### INFORMATION PROVIDED:
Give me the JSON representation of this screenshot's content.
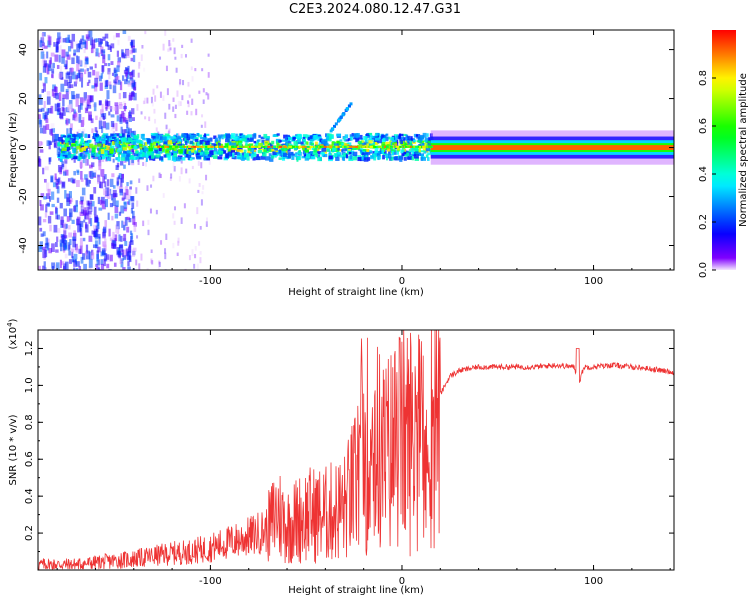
{
  "title": "C2E3.2024.080.12.47.G31",
  "chart_data": [
    {
      "type": "heatmap",
      "xlabel": "Height of straight line (km)",
      "ylabel": "Frequency (Hz)",
      "xlim": [
        -190,
        142
      ],
      "ylim": [
        -50,
        48
      ],
      "xticks": [
        -100,
        0,
        100
      ],
      "xtick_labels": [
        "-100",
        "0",
        "100"
      ],
      "yticks": [
        -40,
        -20,
        0,
        20,
        40
      ],
      "ytick_labels": [
        "-40",
        "-20",
        "0",
        "20",
        "40"
      ],
      "colorbar": {
        "label": "Normalized spectral amplitude",
        "range": [
          0.0,
          1.0
        ],
        "ticks": [
          0.0,
          0.2,
          0.4,
          0.6,
          0.8
        ],
        "tick_labels": [
          "0.0",
          "0.2",
          "0.4",
          "0.6",
          "0.8"
        ]
      },
      "features": {
        "carrier_frequency_hz": 0,
        "scatter_region_km": [
          -190,
          -140
        ],
        "turbulent_band_km": [
          -140,
          15
        ],
        "steady_carrier_km": [
          15,
          142
        ],
        "weak_drift_line": {
          "x_km": [
            -40,
            -25
          ],
          "freq_hz": [
            5,
            21
          ]
        }
      }
    },
    {
      "type": "line",
      "xlabel": "Height of straight line (km)",
      "ylabel": "SNR (10 * v/v)",
      "y_scale_label": "(x10",
      "y_scale_exp": "4",
      "y_unit_multiplier": 10000,
      "xlim": [
        -190,
        142
      ],
      "ylim": [
        0.0,
        1.3
      ],
      "xticks": [
        -100,
        0,
        100
      ],
      "xtick_labels": [
        "-100",
        "0",
        "100"
      ],
      "yticks": [
        0.2,
        0.4,
        0.6,
        0.8,
        1.0,
        1.2
      ],
      "ytick_labels": [
        "0.2",
        "0.4",
        "0.6",
        "0.8",
        "1.0",
        "1.2"
      ],
      "series": [
        {
          "name": "SNR",
          "color": "#ee3333",
          "x": [
            -190,
            -170,
            -150,
            -140,
            -120,
            -110,
            -100,
            -90,
            -80,
            -70,
            -65,
            -60,
            -50,
            -40,
            -30,
            -25,
            -20,
            -15,
            -10,
            -5,
            0,
            5,
            10,
            13,
            15,
            20,
            25,
            30,
            40,
            50,
            60,
            70,
            80,
            90,
            92,
            95,
            100,
            110,
            120,
            130,
            142
          ],
          "y": [
            0.03,
            0.03,
            0.05,
            0.06,
            0.09,
            0.1,
            0.12,
            0.15,
            0.18,
            0.22,
            0.32,
            0.24,
            0.3,
            0.3,
            0.34,
            0.45,
            0.65,
            0.72,
            0.6,
            0.66,
            0.72,
            0.72,
            0.8,
            0.45,
            0.82,
            0.95,
            1.05,
            1.08,
            1.1,
            1.1,
            1.1,
            1.1,
            1.11,
            1.1,
            1.0,
            1.1,
            1.1,
            1.11,
            1.1,
            1.09,
            1.07
          ]
        }
      ]
    }
  ]
}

### AIM OF THE EXERCISE:
Reproduce each entry precisely. Leave the pictures out.

### ANSWER TO THIS PROBLEM:
Give me the JSON representation of this screenshot's content.
{
  "title": "C2E3.2024.080.12.47.G31",
  "chart_data": [
    {
      "type": "heatmap",
      "xlabel": "Height of straight line (km)",
      "ylabel": "Frequency (Hz)",
      "xlim": [
        -190,
        142
      ],
      "ylim": [
        -50,
        48
      ],
      "xticks": [
        -100,
        0,
        100
      ],
      "xtick_labels": [
        "-100",
        "0",
        "100"
      ],
      "yticks": [
        -40,
        -20,
        0,
        20,
        40
      ],
      "ytick_labels": [
        "-40",
        "-20",
        "0",
        "20",
        "40"
      ],
      "colorbar": {
        "label": "Normalized spectral amplitude",
        "range": [
          0.0,
          1.0
        ],
        "ticks": [
          0.0,
          0.2,
          0.4,
          0.6,
          0.8
        ],
        "tick_labels": [
          "0.0",
          "0.2",
          "0.4",
          "0.6",
          "0.8"
        ]
      },
      "features": {
        "carrier_frequency_hz": 0,
        "scatter_region_km": [
          -190,
          -140
        ],
        "turbulent_band_km": [
          -140,
          15
        ],
        "steady_carrier_km": [
          15,
          142
        ],
        "weak_drift_line": {
          "x_km": [
            -40,
            -25
          ],
          "freq_hz": [
            5,
            21
          ]
        }
      }
    },
    {
      "type": "line",
      "xlabel": "Height of straight line (km)",
      "ylabel": "SNR (10 * v/v)",
      "y_scale_label": "(x10",
      "y_scale_exp": "4",
      "y_unit_multiplier": 10000,
      "xlim": [
        -190,
        142
      ],
      "ylim": [
        0.0,
        1.3
      ],
      "xticks": [
        -100,
        0,
        100
      ],
      "xtick_labels": [
        "-100",
        "0",
        "100"
      ],
      "yticks": [
        0.2,
        0.4,
        0.6,
        0.8,
        1.0,
        1.2
      ],
      "ytick_labels": [
        "0.2",
        "0.4",
        "0.6",
        "0.8",
        "1.0",
        "1.2"
      ],
      "series": [
        {
          "name": "SNR",
          "color": "#ee3333",
          "x": [
            -190,
            -170,
            -150,
            -140,
            -120,
            -110,
            -100,
            -90,
            -80,
            -70,
            -65,
            -60,
            -50,
            -40,
            -30,
            -25,
            -20,
            -15,
            -10,
            -5,
            0,
            5,
            10,
            13,
            15,
            20,
            25,
            30,
            40,
            50,
            60,
            70,
            80,
            90,
            92,
            95,
            100,
            110,
            120,
            130,
            142
          ],
          "y": [
            0.03,
            0.03,
            0.05,
            0.06,
            0.09,
            0.1,
            0.12,
            0.15,
            0.18,
            0.22,
            0.32,
            0.24,
            0.3,
            0.3,
            0.34,
            0.45,
            0.65,
            0.72,
            0.6,
            0.66,
            0.72,
            0.72,
            0.8,
            0.45,
            0.82,
            0.95,
            1.05,
            1.08,
            1.1,
            1.1,
            1.1,
            1.1,
            1.11,
            1.1,
            1.0,
            1.1,
            1.1,
            1.11,
            1.1,
            1.09,
            1.07
          ]
        }
      ]
    }
  ]
}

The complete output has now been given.